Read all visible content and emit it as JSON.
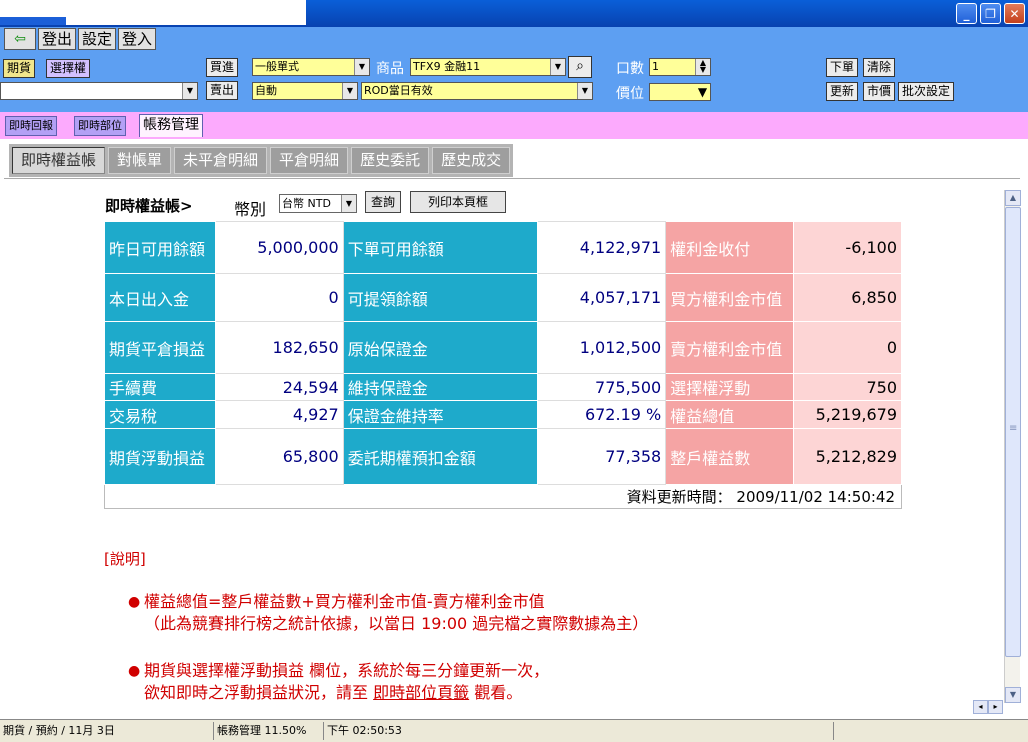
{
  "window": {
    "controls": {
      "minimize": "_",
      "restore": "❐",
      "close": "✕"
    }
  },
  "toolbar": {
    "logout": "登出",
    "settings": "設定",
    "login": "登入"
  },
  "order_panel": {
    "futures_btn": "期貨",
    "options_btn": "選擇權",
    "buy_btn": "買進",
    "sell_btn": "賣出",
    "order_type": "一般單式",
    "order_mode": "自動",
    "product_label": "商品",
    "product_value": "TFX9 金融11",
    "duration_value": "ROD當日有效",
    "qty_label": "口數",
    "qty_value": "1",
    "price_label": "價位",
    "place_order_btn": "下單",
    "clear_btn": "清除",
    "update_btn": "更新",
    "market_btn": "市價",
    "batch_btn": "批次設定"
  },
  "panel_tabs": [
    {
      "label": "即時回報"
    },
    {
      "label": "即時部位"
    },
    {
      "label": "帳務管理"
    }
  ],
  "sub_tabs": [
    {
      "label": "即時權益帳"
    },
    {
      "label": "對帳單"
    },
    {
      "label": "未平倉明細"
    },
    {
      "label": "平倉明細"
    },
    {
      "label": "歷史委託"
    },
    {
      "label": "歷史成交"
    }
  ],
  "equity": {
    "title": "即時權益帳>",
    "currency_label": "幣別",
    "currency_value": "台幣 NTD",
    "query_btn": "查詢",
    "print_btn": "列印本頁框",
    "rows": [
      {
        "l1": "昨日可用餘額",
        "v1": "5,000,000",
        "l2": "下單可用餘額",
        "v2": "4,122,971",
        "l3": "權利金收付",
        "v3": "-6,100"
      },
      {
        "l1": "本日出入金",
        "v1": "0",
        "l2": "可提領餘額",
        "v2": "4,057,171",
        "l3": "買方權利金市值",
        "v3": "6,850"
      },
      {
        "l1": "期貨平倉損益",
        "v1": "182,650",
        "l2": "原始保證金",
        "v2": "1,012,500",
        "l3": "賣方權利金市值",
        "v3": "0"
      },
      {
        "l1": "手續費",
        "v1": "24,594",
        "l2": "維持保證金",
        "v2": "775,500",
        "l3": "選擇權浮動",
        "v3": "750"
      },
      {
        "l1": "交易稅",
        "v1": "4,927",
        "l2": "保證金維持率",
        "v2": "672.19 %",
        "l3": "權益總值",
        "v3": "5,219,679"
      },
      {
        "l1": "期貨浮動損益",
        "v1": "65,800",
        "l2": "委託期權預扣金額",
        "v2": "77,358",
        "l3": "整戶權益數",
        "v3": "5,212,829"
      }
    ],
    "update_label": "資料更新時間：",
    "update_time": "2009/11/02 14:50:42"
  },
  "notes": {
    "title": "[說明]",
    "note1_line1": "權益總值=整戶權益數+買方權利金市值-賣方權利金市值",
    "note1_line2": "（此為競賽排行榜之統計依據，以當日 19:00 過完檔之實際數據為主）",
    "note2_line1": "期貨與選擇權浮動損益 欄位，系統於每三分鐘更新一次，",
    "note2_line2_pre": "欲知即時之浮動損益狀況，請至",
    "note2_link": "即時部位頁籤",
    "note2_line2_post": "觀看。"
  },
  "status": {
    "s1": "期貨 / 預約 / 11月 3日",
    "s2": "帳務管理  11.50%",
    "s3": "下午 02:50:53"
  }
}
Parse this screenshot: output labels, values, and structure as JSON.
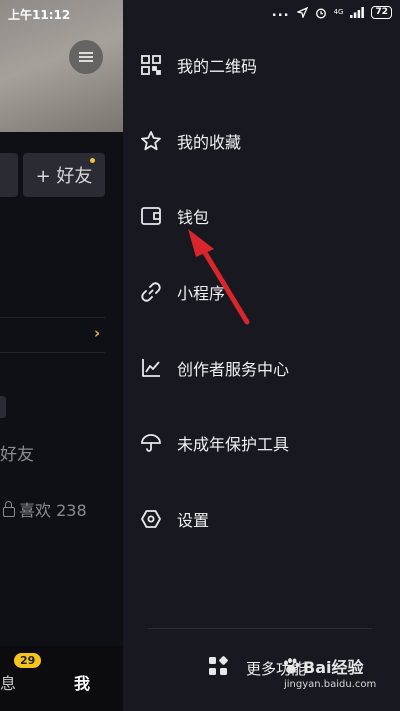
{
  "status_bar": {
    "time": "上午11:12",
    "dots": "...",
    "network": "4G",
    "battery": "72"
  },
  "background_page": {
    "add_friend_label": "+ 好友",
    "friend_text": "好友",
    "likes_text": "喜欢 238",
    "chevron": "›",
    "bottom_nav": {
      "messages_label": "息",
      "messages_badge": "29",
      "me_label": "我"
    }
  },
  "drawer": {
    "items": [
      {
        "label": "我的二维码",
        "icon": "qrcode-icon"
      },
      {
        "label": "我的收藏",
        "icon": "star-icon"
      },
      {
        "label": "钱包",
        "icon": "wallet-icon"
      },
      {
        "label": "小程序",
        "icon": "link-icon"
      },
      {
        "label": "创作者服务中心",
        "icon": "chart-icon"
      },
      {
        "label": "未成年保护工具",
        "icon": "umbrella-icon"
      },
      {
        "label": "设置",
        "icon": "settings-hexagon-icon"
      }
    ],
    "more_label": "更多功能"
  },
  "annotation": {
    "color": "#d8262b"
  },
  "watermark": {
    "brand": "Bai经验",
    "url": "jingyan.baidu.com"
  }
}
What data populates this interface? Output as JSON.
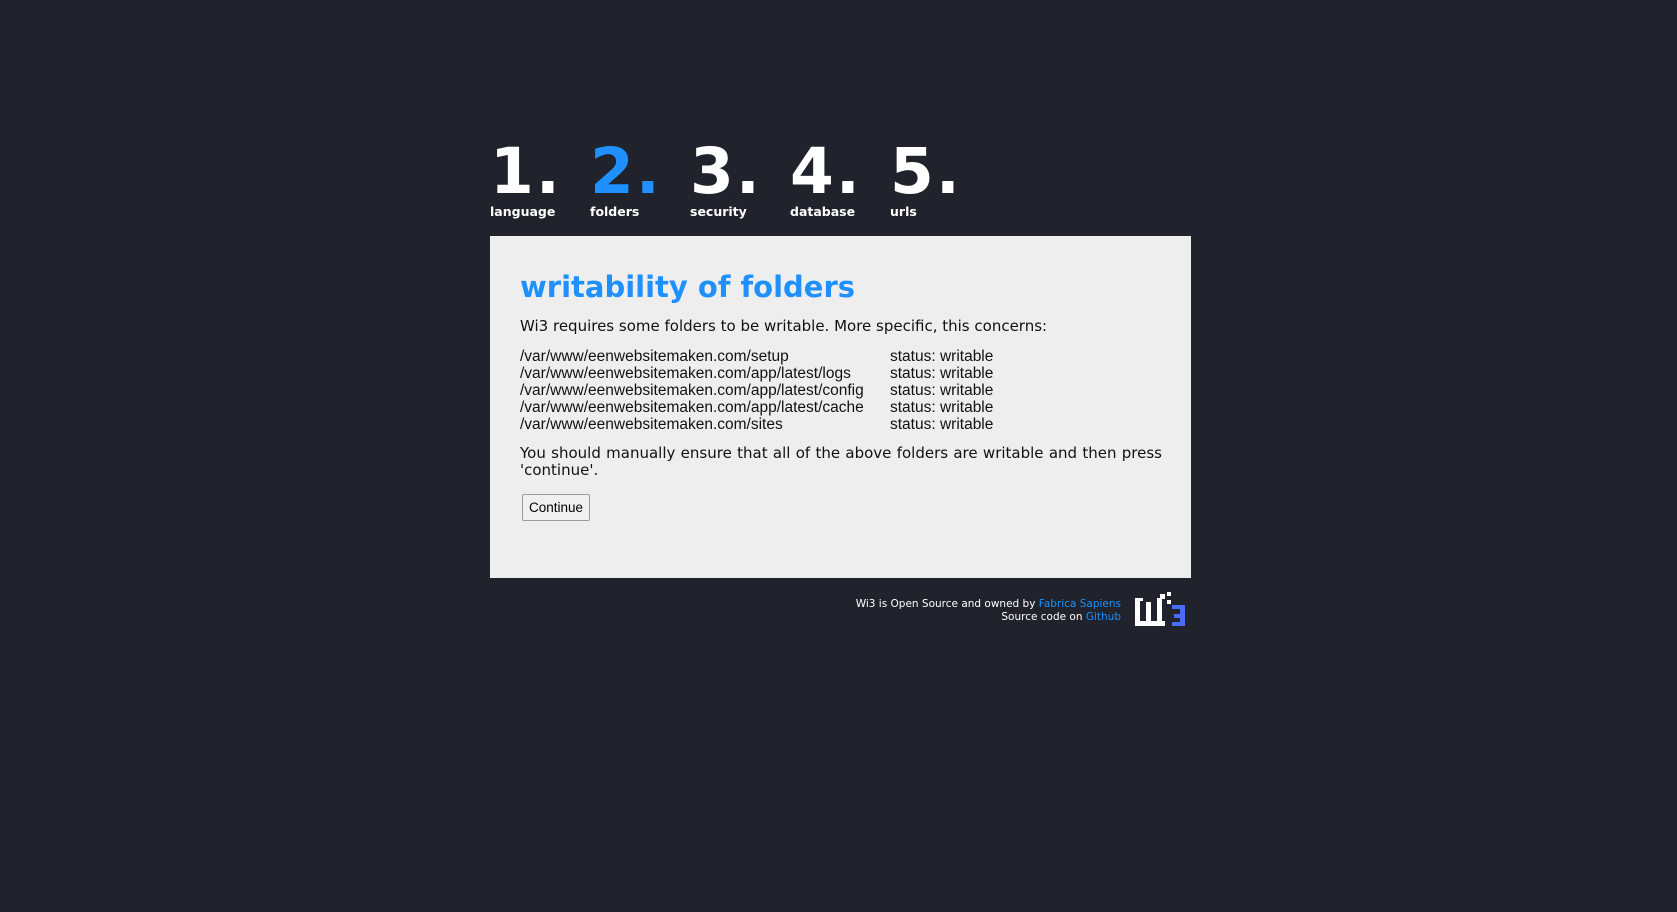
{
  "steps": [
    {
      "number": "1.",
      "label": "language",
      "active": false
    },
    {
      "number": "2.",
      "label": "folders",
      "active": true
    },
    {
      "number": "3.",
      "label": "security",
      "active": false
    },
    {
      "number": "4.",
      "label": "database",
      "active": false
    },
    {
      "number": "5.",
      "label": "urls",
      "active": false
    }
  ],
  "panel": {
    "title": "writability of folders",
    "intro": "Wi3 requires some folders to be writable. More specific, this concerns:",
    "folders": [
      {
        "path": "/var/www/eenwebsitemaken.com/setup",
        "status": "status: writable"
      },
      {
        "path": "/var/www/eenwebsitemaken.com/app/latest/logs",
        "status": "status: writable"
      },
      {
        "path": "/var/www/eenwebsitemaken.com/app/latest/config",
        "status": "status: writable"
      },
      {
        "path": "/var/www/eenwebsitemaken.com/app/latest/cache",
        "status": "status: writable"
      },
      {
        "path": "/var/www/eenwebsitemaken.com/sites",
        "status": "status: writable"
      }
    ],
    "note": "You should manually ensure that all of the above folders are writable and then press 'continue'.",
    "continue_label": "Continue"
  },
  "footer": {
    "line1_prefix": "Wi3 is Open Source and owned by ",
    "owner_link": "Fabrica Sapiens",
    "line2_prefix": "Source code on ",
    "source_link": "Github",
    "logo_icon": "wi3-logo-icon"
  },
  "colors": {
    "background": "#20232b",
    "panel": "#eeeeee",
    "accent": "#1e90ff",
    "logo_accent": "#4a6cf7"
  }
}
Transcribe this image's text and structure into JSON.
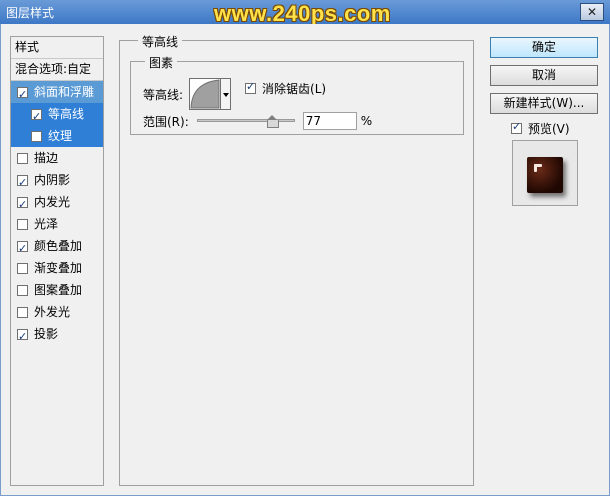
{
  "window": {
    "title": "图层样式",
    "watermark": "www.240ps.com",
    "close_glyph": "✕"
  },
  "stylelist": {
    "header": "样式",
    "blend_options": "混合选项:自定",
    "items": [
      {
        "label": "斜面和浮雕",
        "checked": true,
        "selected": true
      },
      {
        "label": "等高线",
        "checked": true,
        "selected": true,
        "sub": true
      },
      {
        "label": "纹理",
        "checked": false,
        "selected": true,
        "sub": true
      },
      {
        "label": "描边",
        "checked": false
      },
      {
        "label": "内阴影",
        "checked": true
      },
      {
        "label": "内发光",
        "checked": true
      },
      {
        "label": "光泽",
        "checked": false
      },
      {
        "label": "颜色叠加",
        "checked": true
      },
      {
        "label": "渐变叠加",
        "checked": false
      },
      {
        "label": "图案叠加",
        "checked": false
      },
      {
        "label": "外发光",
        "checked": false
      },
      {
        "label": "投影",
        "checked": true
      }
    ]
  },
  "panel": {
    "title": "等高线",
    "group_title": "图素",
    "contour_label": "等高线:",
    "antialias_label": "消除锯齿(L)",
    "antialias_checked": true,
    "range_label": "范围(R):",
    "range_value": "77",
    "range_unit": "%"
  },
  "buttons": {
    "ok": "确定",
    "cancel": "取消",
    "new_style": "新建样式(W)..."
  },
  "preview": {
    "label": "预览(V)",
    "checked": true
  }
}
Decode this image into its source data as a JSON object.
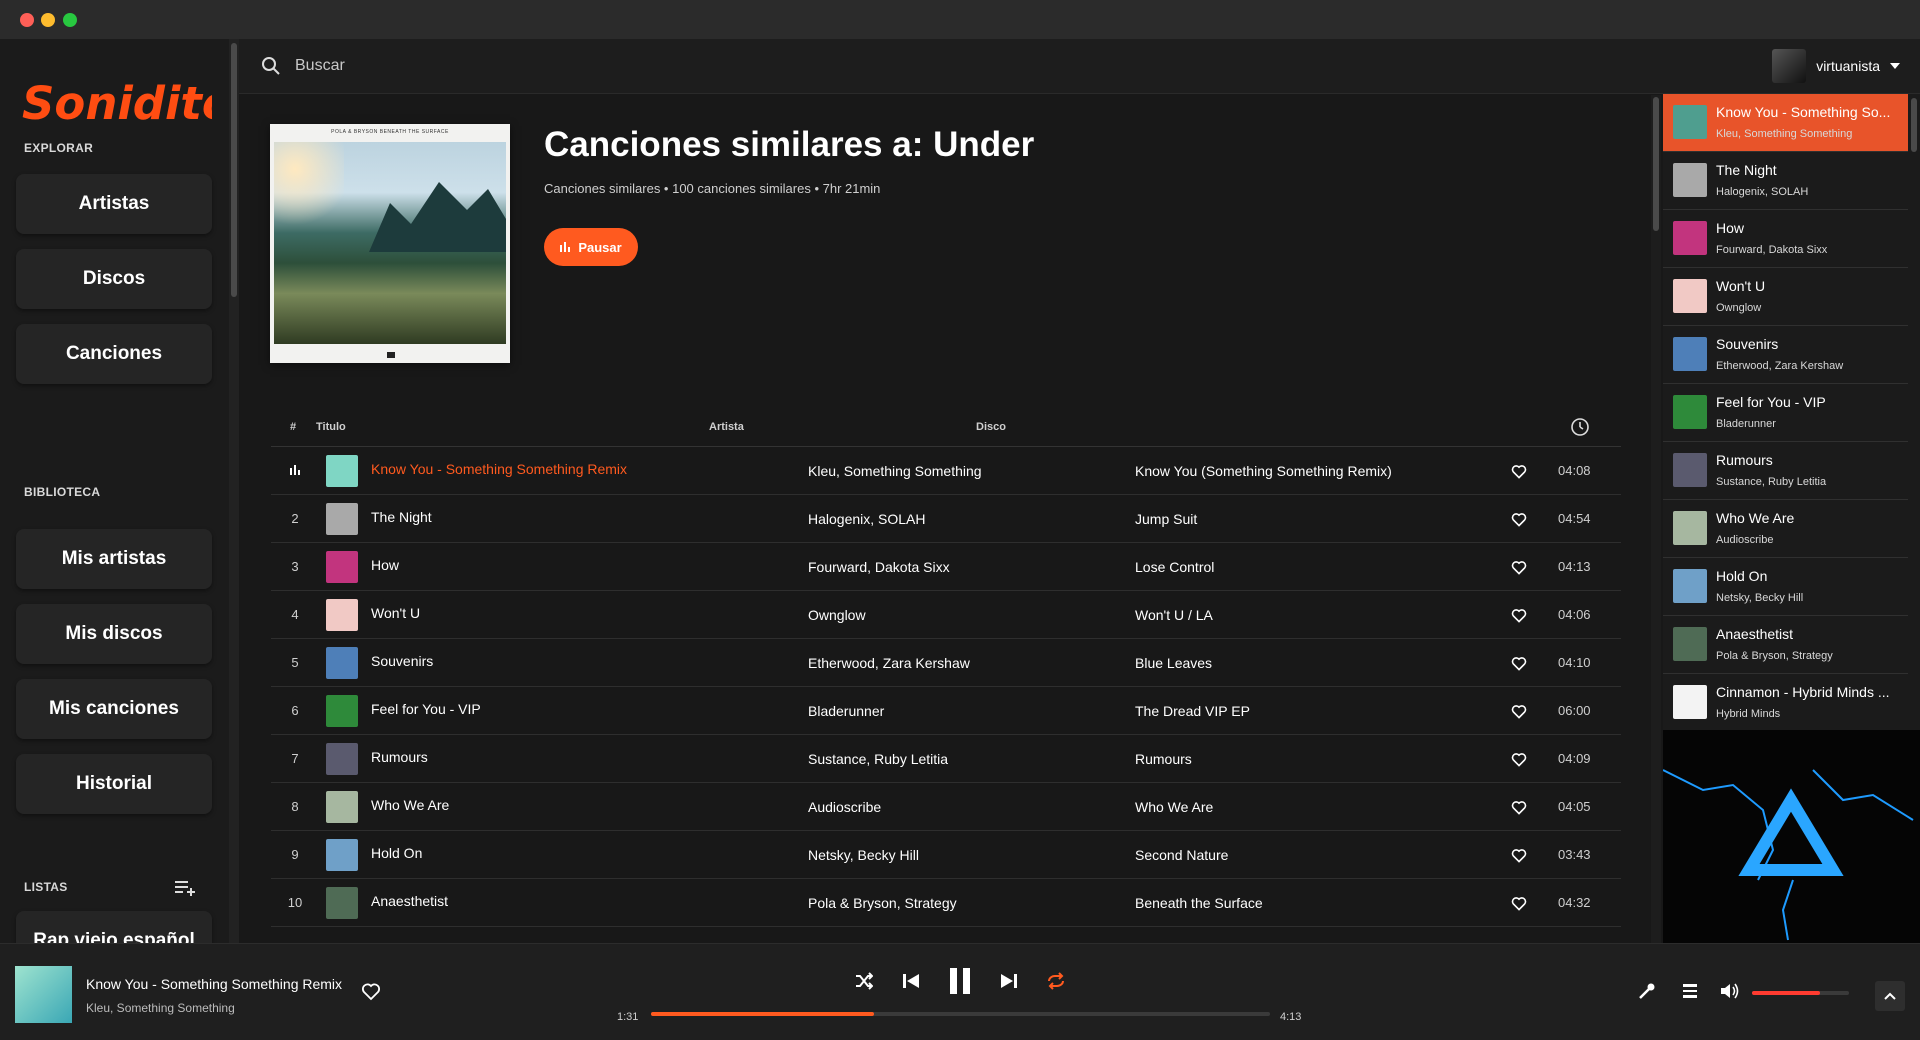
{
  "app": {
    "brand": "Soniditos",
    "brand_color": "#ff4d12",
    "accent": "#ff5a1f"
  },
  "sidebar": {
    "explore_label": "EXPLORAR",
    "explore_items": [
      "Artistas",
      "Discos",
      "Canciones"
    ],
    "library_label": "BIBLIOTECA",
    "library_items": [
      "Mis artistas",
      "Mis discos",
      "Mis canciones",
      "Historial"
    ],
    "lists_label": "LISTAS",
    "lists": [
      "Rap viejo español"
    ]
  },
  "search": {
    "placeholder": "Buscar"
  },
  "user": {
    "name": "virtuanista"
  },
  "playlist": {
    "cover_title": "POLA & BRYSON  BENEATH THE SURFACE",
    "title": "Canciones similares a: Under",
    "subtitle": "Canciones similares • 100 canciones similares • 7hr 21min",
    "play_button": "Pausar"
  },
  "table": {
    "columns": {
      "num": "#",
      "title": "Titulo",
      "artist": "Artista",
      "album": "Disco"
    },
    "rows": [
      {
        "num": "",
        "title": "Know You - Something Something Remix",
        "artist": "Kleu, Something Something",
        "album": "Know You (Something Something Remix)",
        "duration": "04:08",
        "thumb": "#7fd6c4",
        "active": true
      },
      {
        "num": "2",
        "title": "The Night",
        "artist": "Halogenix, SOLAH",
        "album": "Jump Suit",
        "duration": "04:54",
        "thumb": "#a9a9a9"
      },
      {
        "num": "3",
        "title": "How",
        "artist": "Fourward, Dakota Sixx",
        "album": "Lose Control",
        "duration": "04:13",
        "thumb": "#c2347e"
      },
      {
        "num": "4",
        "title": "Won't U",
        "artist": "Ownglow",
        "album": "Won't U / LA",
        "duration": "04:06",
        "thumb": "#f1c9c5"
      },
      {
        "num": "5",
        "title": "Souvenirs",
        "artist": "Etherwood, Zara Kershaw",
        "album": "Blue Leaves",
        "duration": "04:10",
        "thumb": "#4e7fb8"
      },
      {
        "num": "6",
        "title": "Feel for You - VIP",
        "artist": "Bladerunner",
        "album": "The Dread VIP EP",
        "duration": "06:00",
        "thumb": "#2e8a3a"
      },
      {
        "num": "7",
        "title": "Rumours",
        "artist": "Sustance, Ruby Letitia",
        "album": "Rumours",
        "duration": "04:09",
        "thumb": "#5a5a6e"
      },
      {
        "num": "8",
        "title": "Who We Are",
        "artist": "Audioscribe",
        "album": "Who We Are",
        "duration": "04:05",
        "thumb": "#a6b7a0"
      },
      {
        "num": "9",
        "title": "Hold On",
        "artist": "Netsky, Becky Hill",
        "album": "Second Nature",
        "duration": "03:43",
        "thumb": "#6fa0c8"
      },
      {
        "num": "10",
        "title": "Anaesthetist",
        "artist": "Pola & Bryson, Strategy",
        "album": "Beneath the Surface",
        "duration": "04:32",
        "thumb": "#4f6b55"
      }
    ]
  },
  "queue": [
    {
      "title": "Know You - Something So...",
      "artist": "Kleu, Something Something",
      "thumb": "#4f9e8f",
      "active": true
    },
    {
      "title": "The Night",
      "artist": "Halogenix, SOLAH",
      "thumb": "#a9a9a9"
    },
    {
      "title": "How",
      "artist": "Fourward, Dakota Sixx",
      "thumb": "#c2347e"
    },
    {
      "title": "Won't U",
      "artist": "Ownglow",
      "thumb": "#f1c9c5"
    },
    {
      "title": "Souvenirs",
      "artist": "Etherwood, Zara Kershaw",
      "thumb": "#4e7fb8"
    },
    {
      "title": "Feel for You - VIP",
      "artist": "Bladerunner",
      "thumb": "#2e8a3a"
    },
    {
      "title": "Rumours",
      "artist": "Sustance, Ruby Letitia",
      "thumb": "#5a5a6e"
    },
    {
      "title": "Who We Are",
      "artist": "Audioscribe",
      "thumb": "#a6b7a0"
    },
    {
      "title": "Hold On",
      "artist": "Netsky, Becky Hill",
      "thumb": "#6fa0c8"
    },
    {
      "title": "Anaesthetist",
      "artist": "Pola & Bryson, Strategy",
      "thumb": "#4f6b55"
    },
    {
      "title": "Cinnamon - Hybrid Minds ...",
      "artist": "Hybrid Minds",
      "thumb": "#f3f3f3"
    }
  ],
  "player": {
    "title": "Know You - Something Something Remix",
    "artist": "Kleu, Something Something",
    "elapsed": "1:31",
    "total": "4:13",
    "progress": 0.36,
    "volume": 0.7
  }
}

━━━━━━

_Exercise_
Report only the number of lines in the data above that contain "Halogenix".

_Correct response_
2